Así somos y así nos expresamos, con nuestra doble ere arrastrada y nuestra costumbre de utilizar la i en lugar de la doble ele. También con nuestra costumbre de llamar sopaipilla a una variedad de las tortas fritas, engarilla a la carretilla, poto a la cola o a peteco a la acción de subirse a alguien encima. Estas expresiones pasaron de generación en generación pero desde hace una década viven en una recopilación para que perduren más allá de estos 450 años de vida que tiene Mendoza. Gracias a Juan Carlos Rogé existe “Color, sabor y picardía en la cultura”, el primer diccionario de regionalismos de nuestra provincia.

El libro cuenta con 2.500 voces, palabras y expresiones junto a explicaciones sobre términos como “penepe”, que es una espina mínima que tienen los cactus, o la “chupalla”, que es el típico sombrero que se usa para cosechar.

Pero la palabra en Mendoza tiene varios referentes entre los que sobresalen nombres como el de Juan Draghi Lucero, Armando Tejada Gómez o Antonio Di Benedetto.

Canción con todos

Pero no todo es hablar en Mendoza. Las canciones también reflejan lo que somos. Desde el famoso “Otoño en Mendoza” hasta el clásico eterno hecho cueca en “Pongale por las Hileras”, creación del gran Félix Dardo Palorma. Y así como el maestro destacaba en esa letra que “Hay un brillo de chapecas”, otras canciones también nos reflejan con nuestros modismo mendocinos.

> **Tareas del ejercicio**
A. Indica con sí o no si cada afirmación coincide con el texto sobre el habla mendocina, y cita las palabras del texto que lo deciden.
(i) El diccionario de Juan Carlos Rogé reúne 2.500 voces, palabras y expresiones.
(ii) La palabra "chupalla" designa una espina de los cactus.
(iii) "Pongale por las Hileras" es una creación de Félix Dardo Palorma.
B. Responde estas preguntas sobre el texto del habla mendocina.
(i) ¿Qué nombre se le da en Mendoza a la carretilla?
(ii) ¿Cuántos años de vida tiene Mendoza según el texto?
(iii) ¿Qué verso de la letra de Félix Dardo Palorma cita el texto?
C. Escribe una continuación del texto sobre el habla mendocina a partir de su última oración.

[Registros extraídos de una colección]
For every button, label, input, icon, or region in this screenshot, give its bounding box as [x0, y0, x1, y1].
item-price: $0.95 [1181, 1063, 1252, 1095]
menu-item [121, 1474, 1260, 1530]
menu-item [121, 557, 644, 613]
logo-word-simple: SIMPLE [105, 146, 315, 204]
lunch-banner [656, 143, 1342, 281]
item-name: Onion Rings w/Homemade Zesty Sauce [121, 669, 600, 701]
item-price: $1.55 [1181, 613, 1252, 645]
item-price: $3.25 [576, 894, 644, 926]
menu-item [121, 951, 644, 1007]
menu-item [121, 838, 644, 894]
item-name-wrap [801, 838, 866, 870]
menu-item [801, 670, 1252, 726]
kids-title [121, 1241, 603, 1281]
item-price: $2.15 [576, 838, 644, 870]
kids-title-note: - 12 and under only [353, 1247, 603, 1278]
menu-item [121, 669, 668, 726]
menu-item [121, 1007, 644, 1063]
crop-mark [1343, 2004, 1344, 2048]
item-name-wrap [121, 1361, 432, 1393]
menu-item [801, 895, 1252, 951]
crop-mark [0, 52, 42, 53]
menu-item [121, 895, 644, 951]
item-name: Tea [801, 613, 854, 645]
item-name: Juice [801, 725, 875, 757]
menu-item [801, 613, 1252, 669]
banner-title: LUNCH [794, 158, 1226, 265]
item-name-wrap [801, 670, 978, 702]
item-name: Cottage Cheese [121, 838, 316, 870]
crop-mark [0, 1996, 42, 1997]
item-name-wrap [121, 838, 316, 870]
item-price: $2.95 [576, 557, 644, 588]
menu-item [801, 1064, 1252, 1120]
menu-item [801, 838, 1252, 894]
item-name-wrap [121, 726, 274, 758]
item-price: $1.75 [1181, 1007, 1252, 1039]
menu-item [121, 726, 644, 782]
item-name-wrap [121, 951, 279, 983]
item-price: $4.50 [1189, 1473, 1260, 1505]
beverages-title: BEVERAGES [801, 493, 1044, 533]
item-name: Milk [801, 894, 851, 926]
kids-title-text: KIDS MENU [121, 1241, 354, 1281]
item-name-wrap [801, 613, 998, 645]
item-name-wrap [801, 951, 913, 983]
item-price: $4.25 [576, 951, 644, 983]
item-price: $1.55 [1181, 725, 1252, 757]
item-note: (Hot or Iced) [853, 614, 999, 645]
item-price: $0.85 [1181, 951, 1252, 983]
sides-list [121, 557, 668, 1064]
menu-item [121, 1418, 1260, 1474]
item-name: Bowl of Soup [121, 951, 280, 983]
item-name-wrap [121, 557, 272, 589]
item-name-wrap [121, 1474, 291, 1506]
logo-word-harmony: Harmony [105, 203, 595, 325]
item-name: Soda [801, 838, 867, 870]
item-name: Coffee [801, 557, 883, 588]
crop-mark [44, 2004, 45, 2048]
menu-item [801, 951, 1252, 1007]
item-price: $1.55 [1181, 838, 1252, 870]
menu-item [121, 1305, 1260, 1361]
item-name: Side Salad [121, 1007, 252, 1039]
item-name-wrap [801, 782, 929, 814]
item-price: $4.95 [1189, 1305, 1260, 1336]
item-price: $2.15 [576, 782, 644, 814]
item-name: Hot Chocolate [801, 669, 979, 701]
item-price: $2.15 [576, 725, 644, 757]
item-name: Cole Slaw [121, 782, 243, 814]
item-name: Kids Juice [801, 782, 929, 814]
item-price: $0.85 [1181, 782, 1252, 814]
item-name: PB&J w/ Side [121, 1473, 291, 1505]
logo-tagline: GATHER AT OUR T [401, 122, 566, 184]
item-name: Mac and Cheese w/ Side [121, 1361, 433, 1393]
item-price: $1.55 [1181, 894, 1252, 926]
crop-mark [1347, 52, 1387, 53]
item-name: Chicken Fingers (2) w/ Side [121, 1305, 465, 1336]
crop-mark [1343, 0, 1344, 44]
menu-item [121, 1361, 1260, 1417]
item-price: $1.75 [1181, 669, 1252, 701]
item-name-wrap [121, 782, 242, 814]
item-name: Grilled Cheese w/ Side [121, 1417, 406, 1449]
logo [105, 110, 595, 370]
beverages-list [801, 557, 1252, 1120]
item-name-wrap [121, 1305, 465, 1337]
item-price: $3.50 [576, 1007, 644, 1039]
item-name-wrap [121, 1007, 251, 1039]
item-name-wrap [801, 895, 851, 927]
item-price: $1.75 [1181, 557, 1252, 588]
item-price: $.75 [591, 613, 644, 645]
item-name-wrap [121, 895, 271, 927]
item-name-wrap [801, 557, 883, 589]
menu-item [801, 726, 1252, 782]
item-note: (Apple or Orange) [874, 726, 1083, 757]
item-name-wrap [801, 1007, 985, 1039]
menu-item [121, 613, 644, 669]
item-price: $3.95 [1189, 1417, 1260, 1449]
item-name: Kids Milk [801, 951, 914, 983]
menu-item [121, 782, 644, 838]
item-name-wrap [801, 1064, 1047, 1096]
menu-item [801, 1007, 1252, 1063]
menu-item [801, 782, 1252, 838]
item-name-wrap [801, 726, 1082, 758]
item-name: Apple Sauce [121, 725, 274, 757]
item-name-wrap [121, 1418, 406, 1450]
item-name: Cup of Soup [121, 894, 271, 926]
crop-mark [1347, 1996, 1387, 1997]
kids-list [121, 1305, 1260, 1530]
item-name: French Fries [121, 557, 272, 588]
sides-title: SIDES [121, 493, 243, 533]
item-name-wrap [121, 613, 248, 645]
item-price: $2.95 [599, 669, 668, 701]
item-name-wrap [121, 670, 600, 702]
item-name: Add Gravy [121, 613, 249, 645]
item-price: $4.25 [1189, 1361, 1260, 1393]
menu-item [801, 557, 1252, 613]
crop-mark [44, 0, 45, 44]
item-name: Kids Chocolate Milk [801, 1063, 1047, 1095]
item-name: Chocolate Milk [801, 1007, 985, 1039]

> **Respuestas por tarea**
A.
(i) Sí: «El libro cuenta con 2.500 voces, palabras y expresiones».
(ii) No: «la “chupalla”, que es el típico sombrero que se usa para cosechar».
(iii) Sí: «creación del gran Félix Dardo Palorma».

B.
(i) Engarilla.
(ii) 450 años.
(iii) “Hay un brillo de chapecas”.

C.
Se hizo antes y se hace ahora. Como ejemplo basta escuchar la mendocinidad al palo del `Mendutronic´, el éxito de los maipucinos Don Guorry que con frases como “Ay pero qué choco más malo” y “Todo eso era viña” no sólo cantan nuestras costumbres sino que demuestran que además de un vocabulario propio poseemos una unívoca forma de expresión. Uno de los homenajes a ese `mendocinismo´ fue realizado por el humorista, autor y poeta Jorge Sosa, un hombre oriundo de Santa Fe que adoptó a Mendoza como su hogar y le rindió tributo con la Cueca de los Menducos, que en algunos de sus fragmentos dice:

Si por causa’e chapecas / en las chínganas se alzó un camote / ha de llevar cuñado / poto arrastrado de pericote.

Juegue luche y payana / y si las ganas se han topetado / a peteco el cuchillo, dele un coscacho / si se ha enculado. Cueca de los menducos / que siempre tiene sabor a poco / cuando le falta el aro / seguro ladran los chocos.

Pero hasta la música tiene una característica que no existe en otras ciudades argentinas. Aquí tenemos la Tonada, esa música tan mendocina y tan particular que no tiene danza… y no se baila.

Monarquía democrática

Más allá de los rasgos que nos distinguen tenemos dos hitos que nos marcan como pueblo. La historia que cuenta cómo logramos transformar el desierto en oasis y el orgullo de haber albergado al padre de la Patria en su campaña libertadora. Quizá por eso ambos hechos históricos les rendimos homenaje en una de las fiestas más tradicionales que supimos conseguir: La Fiesta Nacional de la Vendimia.

Tanto nos gusta la celebración que llevamos más de tres cuartos de siglo festejando la cosecha bajo la increíble fusión de democracia con monarquía al coronar a una reina que se elige por votación.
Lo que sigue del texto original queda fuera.